::: Items :::

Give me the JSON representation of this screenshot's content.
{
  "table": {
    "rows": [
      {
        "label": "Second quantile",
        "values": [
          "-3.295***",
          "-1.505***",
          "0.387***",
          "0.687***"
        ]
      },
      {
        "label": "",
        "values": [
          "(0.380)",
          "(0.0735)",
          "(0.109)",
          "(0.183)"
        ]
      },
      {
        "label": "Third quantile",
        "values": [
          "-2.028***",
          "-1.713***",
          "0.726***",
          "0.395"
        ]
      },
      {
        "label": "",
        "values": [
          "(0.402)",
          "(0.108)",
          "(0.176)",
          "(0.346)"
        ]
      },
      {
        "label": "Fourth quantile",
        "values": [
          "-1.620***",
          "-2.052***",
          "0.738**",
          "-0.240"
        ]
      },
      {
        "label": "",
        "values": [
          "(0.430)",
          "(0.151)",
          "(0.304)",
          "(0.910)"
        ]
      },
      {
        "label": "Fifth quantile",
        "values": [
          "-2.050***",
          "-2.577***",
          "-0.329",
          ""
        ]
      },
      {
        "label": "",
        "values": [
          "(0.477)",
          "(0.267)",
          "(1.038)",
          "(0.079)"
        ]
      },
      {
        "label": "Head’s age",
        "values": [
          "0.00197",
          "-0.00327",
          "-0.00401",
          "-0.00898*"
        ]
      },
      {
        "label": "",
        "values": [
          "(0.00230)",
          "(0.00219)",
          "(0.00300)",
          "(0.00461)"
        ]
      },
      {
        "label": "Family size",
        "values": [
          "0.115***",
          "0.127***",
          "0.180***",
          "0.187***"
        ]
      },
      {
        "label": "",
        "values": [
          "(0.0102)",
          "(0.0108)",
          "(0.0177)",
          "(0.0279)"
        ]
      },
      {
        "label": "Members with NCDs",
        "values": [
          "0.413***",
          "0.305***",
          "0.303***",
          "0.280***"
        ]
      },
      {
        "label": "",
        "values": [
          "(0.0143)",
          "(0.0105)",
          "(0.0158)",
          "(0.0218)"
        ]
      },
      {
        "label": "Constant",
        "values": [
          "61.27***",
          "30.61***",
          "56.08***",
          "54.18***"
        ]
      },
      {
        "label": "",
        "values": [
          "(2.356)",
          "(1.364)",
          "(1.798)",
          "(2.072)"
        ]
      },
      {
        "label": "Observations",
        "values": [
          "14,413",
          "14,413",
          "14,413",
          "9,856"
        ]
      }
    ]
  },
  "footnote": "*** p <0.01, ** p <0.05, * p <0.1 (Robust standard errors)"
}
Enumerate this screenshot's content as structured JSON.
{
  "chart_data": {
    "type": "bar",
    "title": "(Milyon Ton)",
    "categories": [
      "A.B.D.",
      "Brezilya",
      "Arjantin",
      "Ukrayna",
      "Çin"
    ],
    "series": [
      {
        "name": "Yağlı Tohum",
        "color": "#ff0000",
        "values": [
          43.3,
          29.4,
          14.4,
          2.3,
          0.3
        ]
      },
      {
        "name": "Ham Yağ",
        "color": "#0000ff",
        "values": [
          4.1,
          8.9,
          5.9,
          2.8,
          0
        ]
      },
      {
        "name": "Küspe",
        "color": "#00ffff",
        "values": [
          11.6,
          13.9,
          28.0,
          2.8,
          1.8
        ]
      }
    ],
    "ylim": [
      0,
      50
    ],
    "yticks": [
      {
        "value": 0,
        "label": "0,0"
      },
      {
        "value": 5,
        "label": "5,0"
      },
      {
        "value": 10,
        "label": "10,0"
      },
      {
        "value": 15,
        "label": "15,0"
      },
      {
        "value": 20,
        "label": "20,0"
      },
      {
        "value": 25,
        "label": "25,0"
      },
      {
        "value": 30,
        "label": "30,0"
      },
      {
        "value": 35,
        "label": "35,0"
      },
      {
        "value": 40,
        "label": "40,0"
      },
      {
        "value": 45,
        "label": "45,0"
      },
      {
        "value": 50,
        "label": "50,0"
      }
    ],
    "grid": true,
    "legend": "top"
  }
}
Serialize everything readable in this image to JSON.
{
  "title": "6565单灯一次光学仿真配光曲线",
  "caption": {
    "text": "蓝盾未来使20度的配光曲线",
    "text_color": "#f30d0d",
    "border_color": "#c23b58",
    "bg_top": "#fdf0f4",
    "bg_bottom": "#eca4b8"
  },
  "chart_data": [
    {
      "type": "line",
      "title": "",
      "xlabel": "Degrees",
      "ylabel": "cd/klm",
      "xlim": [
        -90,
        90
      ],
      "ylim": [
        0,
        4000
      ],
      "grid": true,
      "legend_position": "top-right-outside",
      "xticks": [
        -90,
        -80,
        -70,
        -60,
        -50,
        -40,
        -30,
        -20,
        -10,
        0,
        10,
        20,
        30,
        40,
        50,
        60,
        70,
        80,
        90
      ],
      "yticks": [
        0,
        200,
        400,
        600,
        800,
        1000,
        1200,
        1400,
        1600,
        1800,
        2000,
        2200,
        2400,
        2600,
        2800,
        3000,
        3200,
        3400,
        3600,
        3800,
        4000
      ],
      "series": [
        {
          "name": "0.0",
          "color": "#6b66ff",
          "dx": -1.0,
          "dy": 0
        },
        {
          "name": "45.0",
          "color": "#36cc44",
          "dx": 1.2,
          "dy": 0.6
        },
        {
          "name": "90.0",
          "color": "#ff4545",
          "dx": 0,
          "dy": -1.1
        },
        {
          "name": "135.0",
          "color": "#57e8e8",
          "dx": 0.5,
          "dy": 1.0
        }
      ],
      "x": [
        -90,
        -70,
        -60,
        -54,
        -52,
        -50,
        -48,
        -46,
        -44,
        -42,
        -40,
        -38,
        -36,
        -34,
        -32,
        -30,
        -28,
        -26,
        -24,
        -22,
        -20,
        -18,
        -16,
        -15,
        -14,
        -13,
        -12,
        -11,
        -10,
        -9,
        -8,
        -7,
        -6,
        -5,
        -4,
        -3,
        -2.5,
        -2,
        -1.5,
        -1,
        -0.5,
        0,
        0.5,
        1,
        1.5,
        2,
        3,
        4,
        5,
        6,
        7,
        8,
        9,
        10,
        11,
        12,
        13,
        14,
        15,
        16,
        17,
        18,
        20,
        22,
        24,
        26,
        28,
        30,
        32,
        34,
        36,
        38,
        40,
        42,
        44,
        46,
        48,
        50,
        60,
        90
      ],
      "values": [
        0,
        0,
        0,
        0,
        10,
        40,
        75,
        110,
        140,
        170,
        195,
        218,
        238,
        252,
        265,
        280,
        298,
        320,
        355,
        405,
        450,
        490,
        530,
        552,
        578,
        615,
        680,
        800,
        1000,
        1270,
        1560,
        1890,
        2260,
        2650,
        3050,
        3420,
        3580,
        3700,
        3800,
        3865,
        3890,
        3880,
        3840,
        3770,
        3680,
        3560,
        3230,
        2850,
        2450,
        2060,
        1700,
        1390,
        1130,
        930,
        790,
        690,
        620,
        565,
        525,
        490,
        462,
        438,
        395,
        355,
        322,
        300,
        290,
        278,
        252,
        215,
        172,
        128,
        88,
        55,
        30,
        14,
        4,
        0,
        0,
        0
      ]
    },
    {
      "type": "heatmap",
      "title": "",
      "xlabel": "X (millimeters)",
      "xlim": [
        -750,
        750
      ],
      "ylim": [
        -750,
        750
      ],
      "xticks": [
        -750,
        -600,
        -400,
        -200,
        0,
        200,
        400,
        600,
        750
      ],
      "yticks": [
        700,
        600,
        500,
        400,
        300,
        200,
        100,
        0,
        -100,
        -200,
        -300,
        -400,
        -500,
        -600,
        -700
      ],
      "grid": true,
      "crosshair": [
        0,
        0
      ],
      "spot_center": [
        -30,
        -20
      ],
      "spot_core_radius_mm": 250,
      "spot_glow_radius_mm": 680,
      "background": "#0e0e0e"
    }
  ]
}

:::

### [Problem requirements]
Copy every record exactly as presented.

### [Solution]
Give me the JSON representation of this screenshot's content.
{
  "table": {
    "rows": [
      {
        "label": "Second quantile",
        "values": [
          "-3.295***",
          "-1.505***",
          "0.387***",
          "0.687***"
        ]
      },
      {
        "label": "",
        "values": [
          "(0.380)",
          "(0.0735)",
          "(0.109)",
          "(0.183)"
        ]
      },
      {
        "label": "Third quantile",
        "values": [
          "-2.028***",
          "-1.713***",
          "0.726***",
          "0.395"
        ]
      },
      {
        "label": "",
        "values": [
          "(0.402)",
          "(0.108)",
          "(0.176)",
          "(0.346)"
        ]
      },
      {
        "label": "Fourth quantile",
        "values": [
          "-1.620***",
          "-2.052***",
          "0.738**",
          "-0.240"
        ]
      },
      {
        "label": "",
        "values": [
          "(0.430)",
          "(0.151)",
          "(0.304)",
          "(0.910)"
        ]
      },
      {
        "label": "Fifth quantile",
        "values": [
          "-2.050***",
          "-2.577***",
          "-0.329",
          ""
        ]
      },
      {
        "label": "",
        "values": [
          "(0.477)",
          "(0.267)",
          "(1.038)",
          "(0.079)"
        ]
      },
      {
        "label": "Head’s age",
        "values": [
          "0.00197",
          "-0.00327",
          "-0.00401",
          "-0.00898*"
        ]
      },
      {
        "label": "",
        "values": [
          "(0.00230)",
          "(0.00219)",
          "(0.00300)",
          "(0.00461)"
        ]
      },
      {
        "label": "Family size",
        "values": [
          "0.115***",
          "0.127***",
          "0.180***",
          "0.187***"
        ]
      },
      {
        "label": "",
        "values": [
          "(0.0102)",
          "(0.0108)",
          "(0.0177)",
          "(0.0279)"
        ]
      },
      {
        "label": "Members with NCDs",
        "values": [
          "0.413***",
          "0.305***",
          "0.303***",
          "0.280***"
        ]
      },
      {
        "label": "",
        "values": [
          "(0.0143)",
          "(0.0105)",
          "(0.0158)",
          "(0.0218)"
        ]
      },
      {
        "label": "Constant",
        "values": [
          "61.27***",
          "30.61***",
          "56.08***",
          "54.18***"
        ]
      },
      {
        "label": "",
        "values": [
          "(2.356)",
          "(1.364)",
          "(1.798)",
          "(2.072)"
        ]
      },
      {
        "label": "Observations",
        "values": [
          "14,413",
          "14,413",
          "14,413",
          "9,856"
        ]
      }
    ]
  },
  "footnote": "*** p <0.01, ** p <0.05, * p <0.1 (Robust standard errors)"
}
Enumerate this screenshot's content as structured JSON.
{
  "chart_data": {
    "type": "bar",
    "title": "(Milyon Ton)",
    "categories": [
      "A.B.D.",
      "Brezilya",
      "Arjantin",
      "Ukrayna",
      "Çin"
    ],
    "series": [
      {
        "name": "Yağlı Tohum",
        "color": "#ff0000",
        "values": [
          43.3,
          29.4,
          14.4,
          2.3,
          0.3
        ]
      },
      {
        "name": "Ham Yağ",
        "color": "#0000ff",
        "values": [
          4.1,
          8.9,
          5.9,
          2.8,
          0
        ]
      },
      {
        "name": "Küspe",
        "color": "#00ffff",
        "values": [
          11.6,
          13.9,
          28.0,
          2.8,
          1.8
        ]
      }
    ],
    "ylim": [
      0,
      50
    ],
    "yticks": [
      {
        "value": 0,
        "label": "0,0"
      },
      {
        "value": 5,
        "label": "5,0"
      },
      {
        "value": 10,
        "label": "10,0"
      },
      {
        "value": 15,
        "label": "15,0"
      },
      {
        "value": 20,
        "label": "20,0"
      },
      {
        "value": 25,
        "label": "25,0"
      },
      {
        "value": 30,
        "label": "30,0"
      },
      {
        "value": 35,
        "label": "35,0"
      },
      {
        "value": 40,
        "label": "40,0"
      },
      {
        "value": 45,
        "label": "45,0"
      },
      {
        "value": 50,
        "label": "50,0"
      }
    ],
    "grid": true,
    "legend": "top"
  }
}
Serialize everything readable in this image to JSON.
{
  "title": "6565单灯一次光学仿真配光曲线",
  "caption": {
    "text": "蓝盾未来使20度的配光曲线",
    "text_color": "#f30d0d",
    "border_color": "#c23b58",
    "bg_top": "#fdf0f4",
    "bg_bottom": "#eca4b8"
  },
  "chart_data": [
    {
      "type": "line",
      "title": "",
      "xlabel": "Degrees",
      "ylabel": "cd/klm",
      "xlim": [
        -90,
        90
      ],
      "ylim": [
        0,
        4000
      ],
      "grid": true,
      "legend_position": "top-right-outside",
      "xticks": [
        -90,
        -80,
        -70,
        -60,
        -50,
        -40,
        -30,
        -20,
        -10,
        0,
        10,
        20,
        30,
        40,
        50,
        60,
        70,
        80,
        90
      ],
      "yticks": [
        0,
        200,
        400,
        600,
        800,
        1000,
        1200,
        1400,
        1600,
        1800,
        2000,
        2200,
        2400,
        2600,
        2800,
        3000,
        3200,
        3400,
        3600,
        3800,
        4000
      ],
      "series": [
        {
          "name": "0.0",
          "color": "#6b66ff",
          "dx": -1.0,
          "dy": 0
        },
        {
          "name": "45.0",
          "color": "#36cc44",
          "dx": 1.2,
          "dy": 0.6
        },
        {
          "name": "90.0",
          "color": "#ff4545",
          "dx": 0,
          "dy": -1.1
        },
        {
          "name": "135.0",
          "color": "#57e8e8",
          "dx": 0.5,
          "dy": 1.0
        }
      ],
      "x": [
        -90,
        -70,
        -60,
        -54,
        -52,
        -50,
        -48,
        -46,
        -44,
        -42,
        -40,
        -38,
        -36,
        -34,
        -32,
        -30,
        -28,
        -26,
        -24,
        -22,
        -20,
        -18,
        -16,
        -15,
        -14,
        -13,
        -12,
        -11,
        -10,
        -9,
        -8,
        -7,
        -6,
        -5,
        -4,
        -3,
        -2.5,
        -2,
        -1.5,
        -1,
        -0.5,
        0,
        0.5,
        1,
        1.5,
        2,
        3,
        4,
        5,
        6,
        7,
        8,
        9,
        10,
        11,
        12,
        13,
        14,
        15,
        16,
        17,
        18,
        20,
        22,
        24,
        26,
        28,
        30,
        32,
        34,
        36,
        38,
        40,
        42,
        44,
        46,
        48,
        50,
        60,
        90
      ],
      "values": [
        0,
        0,
        0,
        0,
        10,
        40,
        75,
        110,
        140,
        170,
        195,
        218,
        238,
        252,
        265,
        280,
        298,
        320,
        355,
        405,
        450,
        490,
        530,
        552,
        578,
        615,
        680,
        800,
        1000,
        1270,
        1560,
        1890,
        2260,
        2650,
        3050,
        3420,
        3580,
        3700,
        3800,
        3865,
        3890,
        3880,
        3840,
        3770,
        3680,
        3560,
        3230,
        2850,
        2450,
        2060,
        1700,
        1390,
        1130,
        930,
        790,
        690,
        620,
        565,
        525,
        490,
        462,
        438,
        395,
        355,
        322,
        300,
        290,
        278,
        252,
        215,
        172,
        128,
        88,
        55,
        30,
        14,
        4,
        0,
        0,
        0
      ]
    },
    {
      "type": "heatmap",
      "title": "",
      "xlabel": "X (millimeters)",
      "xlim": [
        -750,
        750
      ],
      "ylim": [
        -750,
        750
      ],
      "xticks": [
        -750,
        -600,
        -400,
        -200,
        0,
        200,
        400,
        600,
        750
      ],
      "yticks": [
        700,
        600,
        500,
        400,
        300,
        200,
        100,
        0,
        -100,
        -200,
        -300,
        -400,
        -500,
        -600,
        -700
      ],
      "grid": true,
      "crosshair": [
        0,
        0
      ],
      "spot_center": [
        -30,
        -20
      ],
      "spot_core_radius_mm": 250,
      "spot_glow_radius_mm": 680,
      "background": "#0e0e0e"
    }
  ]
}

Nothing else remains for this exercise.